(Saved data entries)
====================

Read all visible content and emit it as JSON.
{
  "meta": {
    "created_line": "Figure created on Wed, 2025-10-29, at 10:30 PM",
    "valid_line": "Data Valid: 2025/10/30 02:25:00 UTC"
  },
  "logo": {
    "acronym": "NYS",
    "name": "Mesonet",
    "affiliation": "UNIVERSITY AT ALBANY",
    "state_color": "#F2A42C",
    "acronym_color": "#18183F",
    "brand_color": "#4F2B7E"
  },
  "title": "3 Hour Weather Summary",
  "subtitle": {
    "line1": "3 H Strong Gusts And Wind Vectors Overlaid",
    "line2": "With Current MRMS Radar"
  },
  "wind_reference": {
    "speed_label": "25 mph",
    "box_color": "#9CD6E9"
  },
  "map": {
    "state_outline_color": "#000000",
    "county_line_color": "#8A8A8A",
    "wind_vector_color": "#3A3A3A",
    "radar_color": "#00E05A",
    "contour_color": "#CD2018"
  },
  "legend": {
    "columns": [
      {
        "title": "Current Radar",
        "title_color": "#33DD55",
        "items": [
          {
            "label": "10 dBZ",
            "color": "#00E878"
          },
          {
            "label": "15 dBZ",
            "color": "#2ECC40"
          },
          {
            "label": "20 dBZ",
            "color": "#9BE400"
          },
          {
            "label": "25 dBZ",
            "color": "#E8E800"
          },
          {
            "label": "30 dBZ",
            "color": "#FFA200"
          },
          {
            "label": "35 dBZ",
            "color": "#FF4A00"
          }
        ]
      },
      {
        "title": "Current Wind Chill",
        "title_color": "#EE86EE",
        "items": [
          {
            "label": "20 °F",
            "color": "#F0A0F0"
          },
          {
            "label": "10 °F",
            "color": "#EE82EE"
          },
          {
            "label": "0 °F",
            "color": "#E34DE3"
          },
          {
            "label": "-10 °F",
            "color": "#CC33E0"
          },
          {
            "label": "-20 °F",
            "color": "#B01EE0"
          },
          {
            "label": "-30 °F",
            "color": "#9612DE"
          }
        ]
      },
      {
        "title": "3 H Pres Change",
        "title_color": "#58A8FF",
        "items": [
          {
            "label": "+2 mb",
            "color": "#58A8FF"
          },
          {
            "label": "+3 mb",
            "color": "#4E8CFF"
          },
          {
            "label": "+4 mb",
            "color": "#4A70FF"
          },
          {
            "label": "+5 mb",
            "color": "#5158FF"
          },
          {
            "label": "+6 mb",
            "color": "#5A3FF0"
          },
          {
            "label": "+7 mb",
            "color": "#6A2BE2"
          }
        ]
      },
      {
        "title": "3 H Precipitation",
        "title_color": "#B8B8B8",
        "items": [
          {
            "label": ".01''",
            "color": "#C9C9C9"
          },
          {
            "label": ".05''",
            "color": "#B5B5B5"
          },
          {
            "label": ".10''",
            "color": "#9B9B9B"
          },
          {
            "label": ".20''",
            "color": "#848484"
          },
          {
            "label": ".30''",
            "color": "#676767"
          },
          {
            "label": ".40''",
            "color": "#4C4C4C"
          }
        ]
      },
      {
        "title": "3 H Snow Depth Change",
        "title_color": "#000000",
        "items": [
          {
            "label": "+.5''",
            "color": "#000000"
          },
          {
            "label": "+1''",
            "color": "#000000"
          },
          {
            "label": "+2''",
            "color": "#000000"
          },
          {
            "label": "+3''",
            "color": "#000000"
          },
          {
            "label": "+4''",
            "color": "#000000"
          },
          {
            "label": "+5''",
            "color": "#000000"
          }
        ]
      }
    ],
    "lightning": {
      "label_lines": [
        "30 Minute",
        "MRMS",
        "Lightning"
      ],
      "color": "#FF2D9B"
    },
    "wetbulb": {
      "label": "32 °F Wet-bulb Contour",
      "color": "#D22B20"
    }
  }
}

====================

# WHAT IS BEING ASKED
Retype the records in full. Keep every line identical to the original.

# RESULT FOR THIS TASK
Read all visible content and emit it as JSON.
{
  "meta": {
    "created_line": "Figure created on Wed, 2025-10-29, at 10:30 PM",
    "valid_line": "Data Valid: 2025/10/30 02:25:00 UTC"
  },
  "logo": {
    "acronym": "NYS",
    "name": "Mesonet",
    "affiliation": "UNIVERSITY AT ALBANY",
    "state_color": "#F2A42C",
    "acronym_color": "#18183F",
    "brand_color": "#4F2B7E"
  },
  "title": "3 Hour Weather Summary",
  "subtitle": {
    "line1": "3 H Strong Gusts And Wind Vectors Overlaid",
    "line2": "With Current MRMS Radar"
  },
  "wind_reference": {
    "speed_label": "25 mph",
    "box_color": "#9CD6E9"
  },
  "map": {
    "state_outline_color": "#000000",
    "county_line_color": "#8A8A8A",
    "wind_vector_color": "#3A3A3A",
    "radar_color": "#00E05A",
    "contour_color": "#CD2018"
  },
  "legend": {
    "columns": [
      {
        "title": "Current Radar",
        "title_color": "#33DD55",
        "items": [
          {
            "label": "10 dBZ",
            "color": "#00E878"
          },
          {
            "label": "15 dBZ",
            "color": "#2ECC40"
          },
          {
            "label": "20 dBZ",
            "color": "#9BE400"
          },
          {
            "label": "25 dBZ",
            "color": "#E8E800"
          },
          {
            "label": "30 dBZ",
            "color": "#FFA200"
          },
          {
            "label": "35 dBZ",
            "color": "#FF4A00"
          }
        ]
      },
      {
        "title": "Current Wind Chill",
        "title_color": "#EE86EE",
        "items": [
          {
            "label": "20 °F",
            "color": "#F0A0F0"
          },
          {
            "label": "10 °F",
            "color": "#EE82EE"
          },
          {
            "label": "0 °F",
            "color": "#E34DE3"
          },
          {
            "label": "-10 °F",
            "color": "#CC33E0"
          },
          {
            "label": "-20 °F",
            "color": "#B01EE0"
          },
          {
            "label": "-30 °F",
            "color": "#9612DE"
          }
        ]
      },
      {
        "title": "3 H Pres Change",
        "title_color": "#58A8FF",
        "items": [
          {
            "label": "+2 mb",
            "color": "#58A8FF"
          },
          {
            "label": "+3 mb",
            "color": "#4E8CFF"
          },
          {
            "label": "+4 mb",
            "color": "#4A70FF"
          },
          {
            "label": "+5 mb",
            "color": "#5158FF"
          },
          {
            "label": "+6 mb",
            "color": "#5A3FF0"
          },
          {
            "label": "+7 mb",
            "color": "#6A2BE2"
          }
        ]
      },
      {
        "title": "3 H Precipitation",
        "title_color": "#B8B8B8",
        "items": [
          {
            "label": ".01''",
            "color": "#C9C9C9"
          },
          {
            "label": ".05''",
            "color": "#B5B5B5"
          },
          {
            "label": ".10''",
            "color": "#9B9B9B"
          },
          {
            "label": ".20''",
            "color": "#848484"
          },
          {
            "label": ".30''",
            "color": "#676767"
          },
          {
            "label": ".40''",
            "color": "#4C4C4C"
          }
        ]
      },
      {
        "title": "3 H Snow Depth Change",
        "title_color": "#000000",
        "items": [
          {
            "label": "+.5''",
            "color": "#000000"
          },
          {
            "label": "+1''",
            "color": "#000000"
          },
          {
            "label": "+2''",
            "color": "#000000"
          },
          {
            "label": "+3''",
            "color": "#000000"
          },
          {
            "label": "+4''",
            "color": "#000000"
          },
          {
            "label": "+5''",
            "color": "#000000"
          }
        ]
      }
    ],
    "lightning": {
      "label_lines": [
        "30 Minute",
        "MRMS",
        "Lightning"
      ],
      "color": "#FF2D9B"
    },
    "wetbulb": {
      "label": "32 °F Wet-bulb Contour",
      "color": "#D22B20"
    }
  }
}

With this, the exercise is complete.